TASK TO CARRY OUT -
Among the entries below, find the lines with "hair" and copy them.

RECORDS FOR THE TASK -
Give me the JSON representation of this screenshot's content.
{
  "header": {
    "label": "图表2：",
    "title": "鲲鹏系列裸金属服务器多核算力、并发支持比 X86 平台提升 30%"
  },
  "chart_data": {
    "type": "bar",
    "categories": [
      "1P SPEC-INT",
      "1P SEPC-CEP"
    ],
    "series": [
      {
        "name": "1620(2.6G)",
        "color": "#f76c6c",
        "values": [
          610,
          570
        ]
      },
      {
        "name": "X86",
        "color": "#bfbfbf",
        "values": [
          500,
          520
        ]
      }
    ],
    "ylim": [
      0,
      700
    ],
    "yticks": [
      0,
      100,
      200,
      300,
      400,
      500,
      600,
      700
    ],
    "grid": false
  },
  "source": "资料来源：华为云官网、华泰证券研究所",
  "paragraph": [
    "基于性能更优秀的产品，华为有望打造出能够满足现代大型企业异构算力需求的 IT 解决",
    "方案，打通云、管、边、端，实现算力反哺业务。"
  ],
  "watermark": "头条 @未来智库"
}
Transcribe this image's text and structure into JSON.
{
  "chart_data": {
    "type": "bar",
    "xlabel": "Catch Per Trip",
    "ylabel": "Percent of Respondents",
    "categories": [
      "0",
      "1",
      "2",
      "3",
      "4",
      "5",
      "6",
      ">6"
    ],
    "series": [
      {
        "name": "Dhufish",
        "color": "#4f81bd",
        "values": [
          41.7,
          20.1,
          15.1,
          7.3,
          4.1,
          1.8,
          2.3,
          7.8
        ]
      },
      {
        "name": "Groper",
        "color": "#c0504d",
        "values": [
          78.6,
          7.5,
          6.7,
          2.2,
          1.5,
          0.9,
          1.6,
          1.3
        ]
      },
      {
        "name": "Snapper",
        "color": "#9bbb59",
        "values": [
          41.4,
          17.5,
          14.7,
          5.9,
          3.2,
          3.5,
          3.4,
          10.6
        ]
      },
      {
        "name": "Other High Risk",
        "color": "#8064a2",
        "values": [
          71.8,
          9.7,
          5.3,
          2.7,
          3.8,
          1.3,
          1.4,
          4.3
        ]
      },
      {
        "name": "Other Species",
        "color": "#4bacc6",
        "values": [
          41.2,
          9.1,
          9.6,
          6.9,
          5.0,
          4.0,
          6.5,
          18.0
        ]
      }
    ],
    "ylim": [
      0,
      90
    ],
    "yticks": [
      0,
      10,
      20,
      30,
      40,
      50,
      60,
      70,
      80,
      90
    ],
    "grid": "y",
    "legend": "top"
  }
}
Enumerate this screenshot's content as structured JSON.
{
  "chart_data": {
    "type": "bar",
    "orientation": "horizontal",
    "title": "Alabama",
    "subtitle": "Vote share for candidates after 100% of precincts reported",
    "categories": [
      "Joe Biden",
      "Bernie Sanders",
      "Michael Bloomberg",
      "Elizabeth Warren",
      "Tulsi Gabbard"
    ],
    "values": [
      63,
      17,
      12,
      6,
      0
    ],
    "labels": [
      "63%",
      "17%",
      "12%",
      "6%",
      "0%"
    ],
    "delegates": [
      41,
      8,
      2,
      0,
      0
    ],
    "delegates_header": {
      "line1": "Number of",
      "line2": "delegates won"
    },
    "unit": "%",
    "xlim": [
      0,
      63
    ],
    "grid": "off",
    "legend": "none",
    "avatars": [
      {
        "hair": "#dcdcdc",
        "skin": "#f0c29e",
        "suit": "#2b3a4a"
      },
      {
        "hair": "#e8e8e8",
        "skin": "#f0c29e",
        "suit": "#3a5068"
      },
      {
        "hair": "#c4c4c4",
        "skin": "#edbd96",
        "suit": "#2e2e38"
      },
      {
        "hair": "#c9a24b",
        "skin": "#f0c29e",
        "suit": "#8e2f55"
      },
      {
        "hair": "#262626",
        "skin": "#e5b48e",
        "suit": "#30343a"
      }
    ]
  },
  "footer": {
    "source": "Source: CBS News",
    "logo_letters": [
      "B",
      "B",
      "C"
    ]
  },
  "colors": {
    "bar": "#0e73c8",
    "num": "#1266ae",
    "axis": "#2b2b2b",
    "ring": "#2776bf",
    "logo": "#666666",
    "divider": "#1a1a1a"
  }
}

---

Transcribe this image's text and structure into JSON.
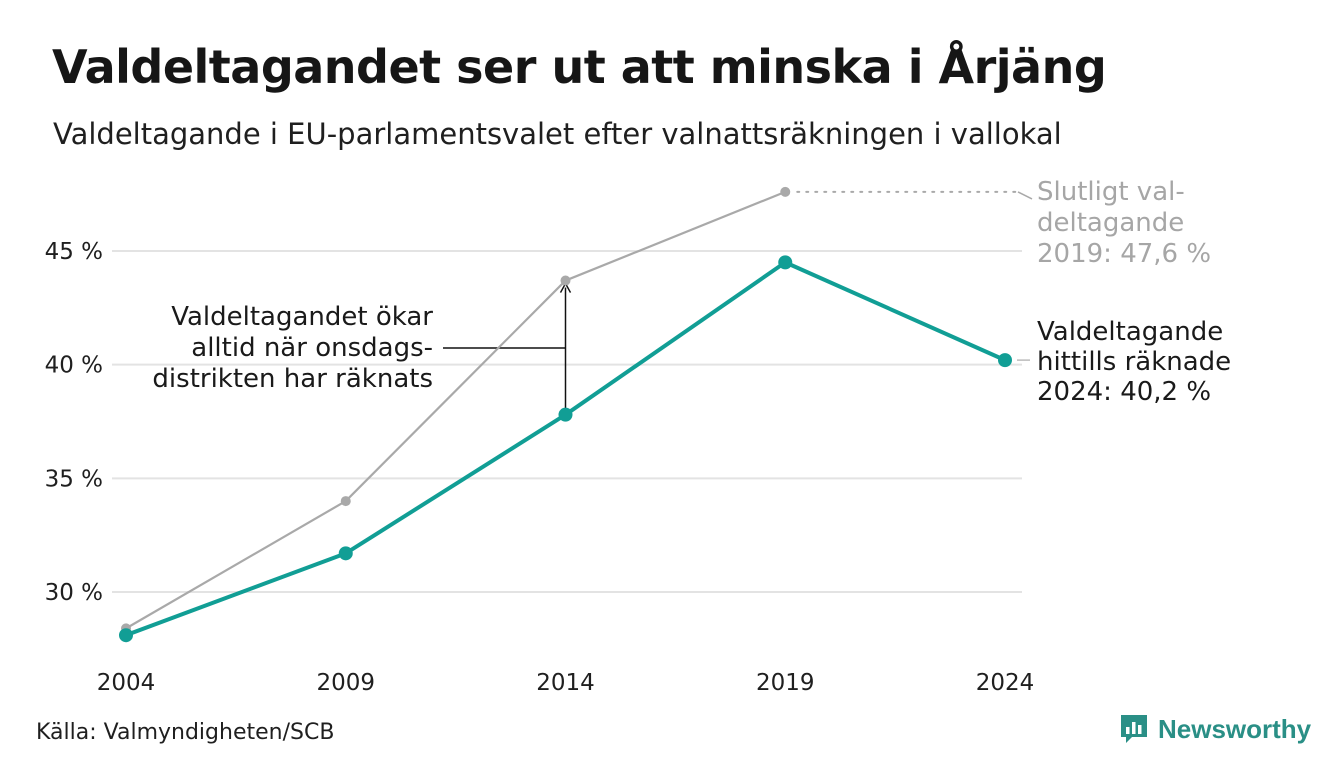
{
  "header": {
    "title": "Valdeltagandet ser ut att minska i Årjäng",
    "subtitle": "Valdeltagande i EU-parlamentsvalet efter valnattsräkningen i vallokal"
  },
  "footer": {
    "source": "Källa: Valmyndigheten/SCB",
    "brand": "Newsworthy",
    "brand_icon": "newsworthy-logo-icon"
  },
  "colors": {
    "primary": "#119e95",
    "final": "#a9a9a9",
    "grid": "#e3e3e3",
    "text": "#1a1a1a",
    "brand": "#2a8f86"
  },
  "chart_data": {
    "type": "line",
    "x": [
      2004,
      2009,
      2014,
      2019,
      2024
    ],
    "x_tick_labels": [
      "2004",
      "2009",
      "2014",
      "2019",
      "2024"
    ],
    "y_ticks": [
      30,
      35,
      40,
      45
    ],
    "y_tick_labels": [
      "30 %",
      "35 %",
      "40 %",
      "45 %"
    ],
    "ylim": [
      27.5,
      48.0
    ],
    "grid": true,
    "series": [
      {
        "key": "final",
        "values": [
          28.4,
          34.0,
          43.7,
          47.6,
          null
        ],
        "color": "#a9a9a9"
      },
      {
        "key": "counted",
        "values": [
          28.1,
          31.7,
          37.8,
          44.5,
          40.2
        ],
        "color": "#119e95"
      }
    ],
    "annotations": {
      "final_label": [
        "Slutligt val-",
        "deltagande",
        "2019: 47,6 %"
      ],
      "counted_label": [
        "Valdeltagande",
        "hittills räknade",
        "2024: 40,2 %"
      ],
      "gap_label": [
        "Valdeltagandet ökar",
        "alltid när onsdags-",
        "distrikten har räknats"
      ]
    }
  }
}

RESULT BELOW -
        "hair": "#dcdcdc",
        "hair": "#e8e8e8",
        "hair": "#c4c4c4",
        "hair": "#c9a24b",
        "hair": "#262626",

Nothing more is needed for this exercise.